» **Aim**
Every record below should be transcribed exactly. Omit the images.
# Start of The data
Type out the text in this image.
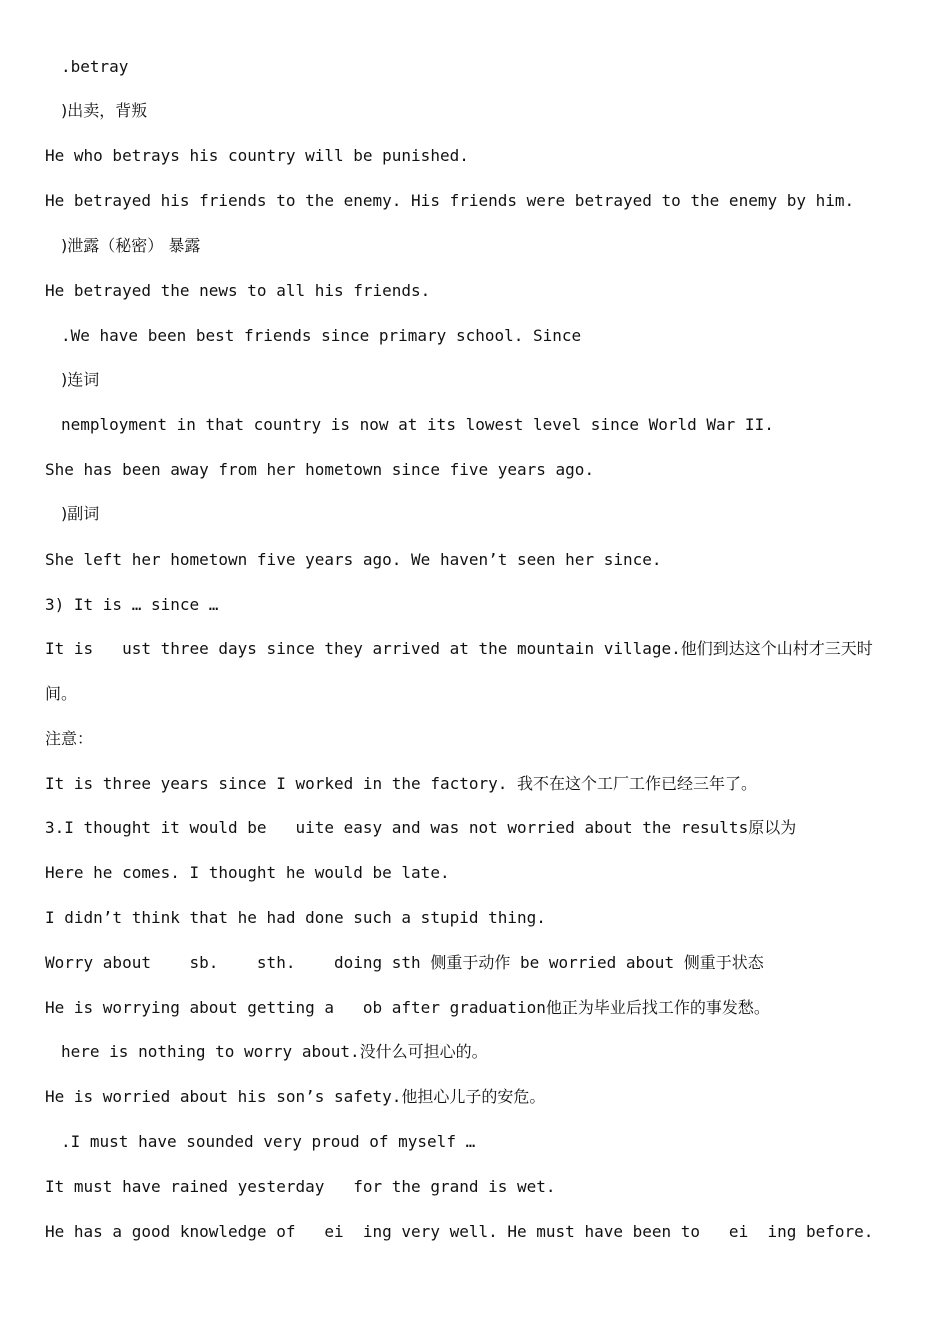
.betray
)出卖，背叛
He who betrays his country will be punished.
He betrayed his friends to the enemy. His friends were betrayed to the enemy by him.
)泄露（秘密） 暴露
He betrayed the news to all his friends.
.We have been best friends since primary school. Since
)连词
nemployment in that country is now at its lowest level since World War II.
She has been away from her hometown since five years ago.
)副词
She left her hometown five years ago. We haven’t seen her since.
3) It is … since …
It is   ust three days since they arrived at the mountain village.他们到达这个山村才三天时
间。
注意：
It is three years since I worked in the factory. 我不在这个工厂工作已经三年了。
3.I thought it would be   uite easy and was not worried about the results原以为
Here he comes. I thought he would be late.
I didn’t think that he had done such a stupid thing.
Worry about    sb.    sth.    doing sth 侧重于动作 be worried about 侧重于状态
He is worrying about getting a   ob after graduation他正为毕业后找工作的事发愁。
here is nothing to worry about.没什么可担心的。
He is worried about his son’s safety.他担心儿子的安危。
.I must have sounded very proud of myself …
It must have rained yesterday   for the grand is wet.
He has a good knowledge of   ei  ing very well. He must have been to   ei  ing before.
# End of The data
» **Complete output**
Type out the text in this image.
.betray
)出卖，背叛
He who betrays his country will be punished.
He betrayed his friends to the enemy. His friends were betrayed to the enemy by him.
)泄露（秘密） 暴露
He betrayed the news to all his friends.
.We have been best friends since primary school. Since
)连词
nemployment in that country is now at its lowest level since World War II.
She has been away from her hometown since five years ago.
)副词
She left her hometown five years ago. We haven’t seen her since.
3) It is … since …
It is   ust three days since they arrived at the mountain village.他们到达这个山村才三天时
间。
注意：
It is three years since I worked in the factory. 我不在这个工厂工作已经三年了。
3.I thought it would be   uite easy and was not worried about the results原以为
Here he comes. I thought he would be late.
I didn’t think that he had done such a stupid thing.
Worry about    sb.    sth.    doing sth 侧重于动作 be worried about 侧重于状态
He is worrying about getting a   ob after graduation他正为毕业后找工作的事发愁。
here is nothing to worry about.没什么可担心的。
He is worried about his son’s safety.他担心儿子的安危。
.I must have sounded very proud of myself …
It must have rained yesterday   for the grand is wet.
He has a good knowledge of   ei  ing very well. He must have been to   ei  ing before.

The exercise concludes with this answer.